Count every line in the data below where "look" occurs, then state that number and nothing more.

— begin —

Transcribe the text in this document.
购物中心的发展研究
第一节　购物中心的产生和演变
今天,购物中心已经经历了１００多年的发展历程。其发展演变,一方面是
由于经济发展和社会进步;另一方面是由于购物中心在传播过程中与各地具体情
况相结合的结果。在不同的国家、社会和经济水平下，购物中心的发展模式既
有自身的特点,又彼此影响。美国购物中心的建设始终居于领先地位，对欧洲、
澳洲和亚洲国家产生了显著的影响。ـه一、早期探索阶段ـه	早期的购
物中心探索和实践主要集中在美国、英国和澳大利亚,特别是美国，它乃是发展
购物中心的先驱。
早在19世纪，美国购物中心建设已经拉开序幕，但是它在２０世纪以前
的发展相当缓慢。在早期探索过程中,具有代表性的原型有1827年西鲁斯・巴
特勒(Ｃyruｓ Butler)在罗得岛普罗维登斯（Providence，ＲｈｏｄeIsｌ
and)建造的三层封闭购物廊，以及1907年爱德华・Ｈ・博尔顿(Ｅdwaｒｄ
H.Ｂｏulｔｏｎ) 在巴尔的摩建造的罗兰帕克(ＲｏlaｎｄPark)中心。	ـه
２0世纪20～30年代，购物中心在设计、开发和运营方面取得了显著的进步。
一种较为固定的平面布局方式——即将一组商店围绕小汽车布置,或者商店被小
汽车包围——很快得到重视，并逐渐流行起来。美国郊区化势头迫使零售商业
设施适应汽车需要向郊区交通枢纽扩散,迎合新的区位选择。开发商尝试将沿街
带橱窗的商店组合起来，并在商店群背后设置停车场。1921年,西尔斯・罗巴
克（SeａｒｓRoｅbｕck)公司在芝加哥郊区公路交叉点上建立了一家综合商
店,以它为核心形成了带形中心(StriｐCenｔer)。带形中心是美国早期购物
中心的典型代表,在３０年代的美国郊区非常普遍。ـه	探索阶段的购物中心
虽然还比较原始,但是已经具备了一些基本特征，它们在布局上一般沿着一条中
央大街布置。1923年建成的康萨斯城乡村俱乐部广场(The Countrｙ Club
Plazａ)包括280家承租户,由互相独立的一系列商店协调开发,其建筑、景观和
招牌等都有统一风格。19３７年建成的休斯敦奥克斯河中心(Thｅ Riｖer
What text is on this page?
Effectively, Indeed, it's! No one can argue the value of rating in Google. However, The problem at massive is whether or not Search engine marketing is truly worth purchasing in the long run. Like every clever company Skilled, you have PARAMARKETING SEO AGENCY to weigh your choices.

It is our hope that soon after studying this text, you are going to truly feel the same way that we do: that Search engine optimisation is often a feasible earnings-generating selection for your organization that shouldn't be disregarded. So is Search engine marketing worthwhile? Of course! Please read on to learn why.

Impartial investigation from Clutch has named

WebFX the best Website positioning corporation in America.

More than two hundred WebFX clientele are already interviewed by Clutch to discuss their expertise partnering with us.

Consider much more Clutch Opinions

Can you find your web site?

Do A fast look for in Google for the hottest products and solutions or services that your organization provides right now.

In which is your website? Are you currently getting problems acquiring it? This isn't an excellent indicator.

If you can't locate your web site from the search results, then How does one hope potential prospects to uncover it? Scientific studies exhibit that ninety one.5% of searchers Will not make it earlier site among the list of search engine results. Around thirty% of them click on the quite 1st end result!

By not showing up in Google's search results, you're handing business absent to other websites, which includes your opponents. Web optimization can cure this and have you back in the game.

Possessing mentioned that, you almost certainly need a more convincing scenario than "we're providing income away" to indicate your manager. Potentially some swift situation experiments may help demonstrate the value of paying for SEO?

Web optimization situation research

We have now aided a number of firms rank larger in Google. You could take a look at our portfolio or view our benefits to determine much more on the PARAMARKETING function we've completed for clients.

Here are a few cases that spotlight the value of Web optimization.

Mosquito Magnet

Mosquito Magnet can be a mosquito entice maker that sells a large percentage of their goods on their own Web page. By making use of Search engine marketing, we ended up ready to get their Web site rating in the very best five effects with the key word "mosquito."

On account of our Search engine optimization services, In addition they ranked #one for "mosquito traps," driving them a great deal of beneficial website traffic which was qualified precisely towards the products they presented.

— end —

Output of the task :: 2